» **Selected passage**
The JSON schema for the given model class.

Return type:

dict[str, Any]

classmethod model_parametrized_name(params)¶

Compute the class name for parametrizations of generic classes.

This method can be overridden to achieve a custom naming scheme for generic BaseModels.

Parameters:: params (tuple[type[Any], ...]) – Tuple of types of the class. Given a generic class Model with 2 type variables and a concrete model Model[str, int], the value (str, int) would be passed to params.
Returns:: String representing the new class where params are passed to cls as type variables.
Raises:: TypeError – Raised when trying to generate concrete names for non-generic models.
Return type:: str

classmethod model_rebuild(*, force=False, raise_errors=True, _parent_namespace_depth=2, _types_namespace=None)¶

Try to rebuild the pydantic-core schema for the model.

This may be necessary when one of the annotations is a ForwardRef which could not be resolved during the initial attempt to build the schema, and automatic rebuilding fails.

Parameters:

force (bool) – Whether to force the rebuilding of the model schema, defaults to False.
raise_errors (bool) – Whether to raise errors, defaults to True.
_parent_namespace_depth (int) – The depth level of the parent namespace, defaults to 2.
_types_namespace (MappingNamespace | None) – The types namespace, defaults to None.

Returns:

Returns None if the schema is already “complete” and rebuilding was not required. If rebuilding _was_ required, returns True if rebuilding was successful, otherwise False.

Return type:

bool | None

classmethod model_validate(obj, *, strict=None, from_attributes=None, context=None, by_alias=None, by_name=None)¶

Validate a pydantic model instance.

Parameters:

obj (Any) – The object to validate.
strict (bool | None) – Whether to enforce types strictly.
from_attributes (bool | None) – Whether to extract data from object attributes.
context (Any | None) – Additional context to pass to the validator.
by_alias (bool | None) – Whether to use the field’s alias when validating against the provided input data.
by_name (bool | None) – Whether to use the field’s name when validating against the provided input data.

Raises:

ValidationError – If the object could not be validated.

Returns:

The validated model instance.

Return type:

Self

classmethod model_validate_json(json_data, *, strict=None, context=None, by_alias=None, by_name=None)¶

!!! abstract “Usage Documentation”: [JSON Parsing](../concepts/json.md#json-parsing)

Validate the given JSON data against the Pydantic model.

Parameters:

json_data (str | bytes | bytearray) – The JSON data to validate.
strict (bool | None) – Whether to enforce types strictly.
context (Any | None) – Extra variables to pass to the validator.
by_alias (bool | None) – Whether to use the field’s alias when validating against the provided input data.

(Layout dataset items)
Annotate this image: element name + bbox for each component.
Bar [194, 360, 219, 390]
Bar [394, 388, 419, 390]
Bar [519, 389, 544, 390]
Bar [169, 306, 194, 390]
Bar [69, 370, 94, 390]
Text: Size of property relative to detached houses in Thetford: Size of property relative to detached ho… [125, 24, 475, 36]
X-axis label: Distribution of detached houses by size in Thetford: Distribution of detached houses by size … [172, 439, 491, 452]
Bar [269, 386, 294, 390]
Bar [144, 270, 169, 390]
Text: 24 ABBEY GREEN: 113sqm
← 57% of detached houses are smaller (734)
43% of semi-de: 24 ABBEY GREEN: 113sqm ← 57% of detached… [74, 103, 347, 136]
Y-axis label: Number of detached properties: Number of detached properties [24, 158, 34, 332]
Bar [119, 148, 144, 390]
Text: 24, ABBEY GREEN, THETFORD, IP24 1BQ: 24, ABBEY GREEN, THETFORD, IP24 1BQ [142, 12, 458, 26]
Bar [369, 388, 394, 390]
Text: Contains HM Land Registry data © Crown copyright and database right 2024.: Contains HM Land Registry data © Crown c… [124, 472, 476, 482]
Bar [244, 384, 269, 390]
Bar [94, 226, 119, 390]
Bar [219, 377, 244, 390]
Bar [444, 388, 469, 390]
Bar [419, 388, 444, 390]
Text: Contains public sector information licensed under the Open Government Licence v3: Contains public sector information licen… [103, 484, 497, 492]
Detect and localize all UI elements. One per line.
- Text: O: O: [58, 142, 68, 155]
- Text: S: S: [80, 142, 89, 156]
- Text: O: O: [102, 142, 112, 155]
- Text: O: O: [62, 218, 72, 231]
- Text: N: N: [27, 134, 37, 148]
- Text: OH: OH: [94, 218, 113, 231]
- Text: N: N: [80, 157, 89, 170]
==
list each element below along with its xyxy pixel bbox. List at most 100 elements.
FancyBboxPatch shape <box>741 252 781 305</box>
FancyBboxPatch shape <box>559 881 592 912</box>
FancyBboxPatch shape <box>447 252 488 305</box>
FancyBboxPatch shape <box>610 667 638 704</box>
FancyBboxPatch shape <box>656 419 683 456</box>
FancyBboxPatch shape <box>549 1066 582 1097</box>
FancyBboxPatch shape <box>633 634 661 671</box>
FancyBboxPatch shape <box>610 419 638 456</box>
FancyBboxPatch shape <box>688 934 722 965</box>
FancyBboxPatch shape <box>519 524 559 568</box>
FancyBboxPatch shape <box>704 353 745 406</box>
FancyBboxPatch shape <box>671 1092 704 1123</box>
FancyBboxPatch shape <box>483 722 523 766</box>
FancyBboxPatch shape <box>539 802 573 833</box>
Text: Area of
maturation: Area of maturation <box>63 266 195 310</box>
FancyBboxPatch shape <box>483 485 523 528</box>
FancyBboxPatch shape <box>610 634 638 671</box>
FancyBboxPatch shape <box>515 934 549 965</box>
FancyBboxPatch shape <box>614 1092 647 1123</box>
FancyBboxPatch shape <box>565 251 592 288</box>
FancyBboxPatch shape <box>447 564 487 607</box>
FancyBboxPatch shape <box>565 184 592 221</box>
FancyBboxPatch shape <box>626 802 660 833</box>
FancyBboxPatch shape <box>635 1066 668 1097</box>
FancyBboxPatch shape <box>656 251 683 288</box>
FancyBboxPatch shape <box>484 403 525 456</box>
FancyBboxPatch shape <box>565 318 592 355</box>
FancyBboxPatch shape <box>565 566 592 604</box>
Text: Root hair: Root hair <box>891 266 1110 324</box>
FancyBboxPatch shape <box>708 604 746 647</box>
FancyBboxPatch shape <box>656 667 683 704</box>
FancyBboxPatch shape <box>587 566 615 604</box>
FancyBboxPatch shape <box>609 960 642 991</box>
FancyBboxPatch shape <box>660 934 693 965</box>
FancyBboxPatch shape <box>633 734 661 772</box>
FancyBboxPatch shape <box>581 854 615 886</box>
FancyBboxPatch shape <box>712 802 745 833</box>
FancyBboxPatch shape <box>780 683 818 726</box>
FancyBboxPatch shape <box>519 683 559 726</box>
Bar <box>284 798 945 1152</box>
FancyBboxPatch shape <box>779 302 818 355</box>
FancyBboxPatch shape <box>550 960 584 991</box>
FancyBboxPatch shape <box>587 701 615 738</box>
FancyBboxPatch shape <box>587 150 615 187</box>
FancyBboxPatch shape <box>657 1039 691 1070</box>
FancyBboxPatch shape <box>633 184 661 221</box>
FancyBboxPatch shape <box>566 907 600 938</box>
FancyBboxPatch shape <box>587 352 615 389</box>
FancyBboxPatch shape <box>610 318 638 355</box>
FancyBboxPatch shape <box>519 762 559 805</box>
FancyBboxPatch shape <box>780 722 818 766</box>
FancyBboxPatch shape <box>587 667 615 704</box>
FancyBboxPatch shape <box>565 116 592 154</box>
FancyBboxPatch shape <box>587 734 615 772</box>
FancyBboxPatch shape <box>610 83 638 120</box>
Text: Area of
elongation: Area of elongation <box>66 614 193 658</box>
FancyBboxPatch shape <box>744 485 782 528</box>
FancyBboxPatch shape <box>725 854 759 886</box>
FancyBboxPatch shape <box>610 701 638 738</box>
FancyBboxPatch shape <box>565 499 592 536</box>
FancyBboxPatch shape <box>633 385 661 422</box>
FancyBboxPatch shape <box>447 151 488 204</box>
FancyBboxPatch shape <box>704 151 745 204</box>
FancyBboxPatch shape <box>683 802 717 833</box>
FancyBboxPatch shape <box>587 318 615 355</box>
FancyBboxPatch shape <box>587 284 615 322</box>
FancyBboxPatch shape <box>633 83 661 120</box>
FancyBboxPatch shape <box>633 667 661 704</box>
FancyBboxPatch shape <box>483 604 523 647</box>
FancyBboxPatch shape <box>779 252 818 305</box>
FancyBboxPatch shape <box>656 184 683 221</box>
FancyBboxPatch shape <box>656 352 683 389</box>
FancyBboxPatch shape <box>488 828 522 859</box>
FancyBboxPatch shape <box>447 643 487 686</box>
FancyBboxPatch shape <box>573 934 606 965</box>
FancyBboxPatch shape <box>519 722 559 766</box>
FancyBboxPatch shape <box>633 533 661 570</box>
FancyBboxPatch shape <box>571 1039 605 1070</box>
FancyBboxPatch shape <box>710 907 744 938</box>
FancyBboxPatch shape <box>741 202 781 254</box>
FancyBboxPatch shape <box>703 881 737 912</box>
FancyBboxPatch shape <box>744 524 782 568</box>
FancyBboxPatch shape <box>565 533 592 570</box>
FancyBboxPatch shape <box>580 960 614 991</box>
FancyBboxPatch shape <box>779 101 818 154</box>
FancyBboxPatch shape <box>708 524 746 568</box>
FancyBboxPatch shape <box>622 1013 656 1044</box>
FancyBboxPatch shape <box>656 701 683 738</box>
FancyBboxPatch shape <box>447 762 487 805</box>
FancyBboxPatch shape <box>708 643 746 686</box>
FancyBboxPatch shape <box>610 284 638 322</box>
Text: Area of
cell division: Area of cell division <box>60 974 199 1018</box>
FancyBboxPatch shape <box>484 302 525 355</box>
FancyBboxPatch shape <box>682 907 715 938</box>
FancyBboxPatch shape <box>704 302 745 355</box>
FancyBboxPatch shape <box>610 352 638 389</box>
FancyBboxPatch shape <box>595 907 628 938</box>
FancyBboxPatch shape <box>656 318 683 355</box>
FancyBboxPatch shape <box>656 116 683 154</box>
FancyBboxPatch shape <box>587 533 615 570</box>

» **To-do list**
[A] In the API documentation excerpt, what does model_rebuild return when the schema is already "complete" and rebuilding was not required?
[B] Retype the API documentation excerpt from "This may be" up to and including "defaults to True.".
Rely only on the API documentation excerpt, not on the items.

» **The answers**
[A] It returns None.

[B]
This may be necessary when one of the annotations is a ForwardRef which could not be resolved during the initial attempt to build the schema, and automatic rebuilding fails.

Parameters:

force (bool) – Whether to force the rebuilding of the model schema, defaults to False.
raise_errors (bool) – Whether to raise errors, defaults to True.